== EXERCISE INSTRUCTIONS ==
Your task is to copy the listing exactly, with the pictures left out.

== GIVEN DATA ==
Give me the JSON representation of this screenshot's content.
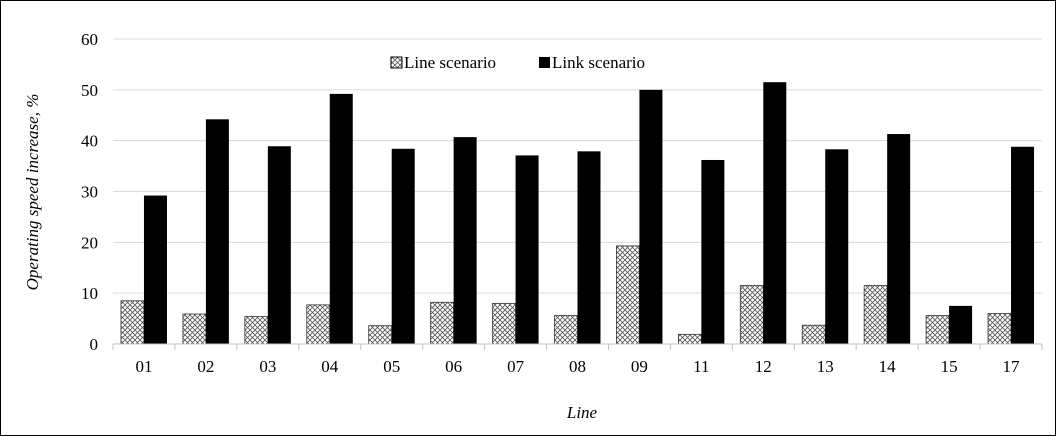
{
  "chart_data": {
    "type": "bar",
    "categories": [
      "01",
      "02",
      "03",
      "04",
      "05",
      "06",
      "07",
      "08",
      "09",
      "11",
      "12",
      "13",
      "14",
      "15",
      "17"
    ],
    "series": [
      {
        "name": "Line scenario",
        "values": [
          8.5,
          5.9,
          5.4,
          7.7,
          3.6,
          8.2,
          8.0,
          5.6,
          19.3,
          1.9,
          11.5,
          3.7,
          11.5,
          5.6,
          6.0
        ],
        "fill": "crosshatch"
      },
      {
        "name": "Link scenario",
        "values": [
          29.2,
          44.2,
          38.9,
          49.2,
          38.4,
          40.7,
          37.1,
          37.9,
          50.0,
          36.2,
          51.5,
          38.3,
          41.3,
          7.5,
          38.8
        ],
        "fill": "#000000"
      }
    ],
    "xlabel": "Line",
    "ylabel": "Operating speed increase, %",
    "ylim": [
      0,
      60
    ],
    "yticks": [
      0,
      10,
      20,
      30,
      40,
      50,
      60
    ],
    "grid": true,
    "legend_position": "top-center"
  }
}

== ANSWER TO THE EXERCISE ==
Give me the JSON representation of this screenshot's content.
{
  "chart_data": {
    "type": "bar",
    "categories": [
      "01",
      "02",
      "03",
      "04",
      "05",
      "06",
      "07",
      "08",
      "09",
      "11",
      "12",
      "13",
      "14",
      "15",
      "17"
    ],
    "series": [
      {
        "name": "Line scenario",
        "values": [
          8.5,
          5.9,
          5.4,
          7.7,
          3.6,
          8.2,
          8.0,
          5.6,
          19.3,
          1.9,
          11.5,
          3.7,
          11.5,
          5.6,
          6.0
        ],
        "fill": "crosshatch"
      },
      {
        "name": "Link scenario",
        "values": [
          29.2,
          44.2,
          38.9,
          49.2,
          38.4,
          40.7,
          37.1,
          37.9,
          50.0,
          36.2,
          51.5,
          38.3,
          41.3,
          7.5,
          38.8
        ],
        "fill": "#000000"
      }
    ],
    "xlabel": "Line",
    "ylabel": "Operating speed increase, %",
    "ylim": [
      0,
      60
    ],
    "yticks": [
      0,
      10,
      20,
      30,
      40,
      50,
      60
    ],
    "grid": true,
    "legend_position": "top-center"
  }
}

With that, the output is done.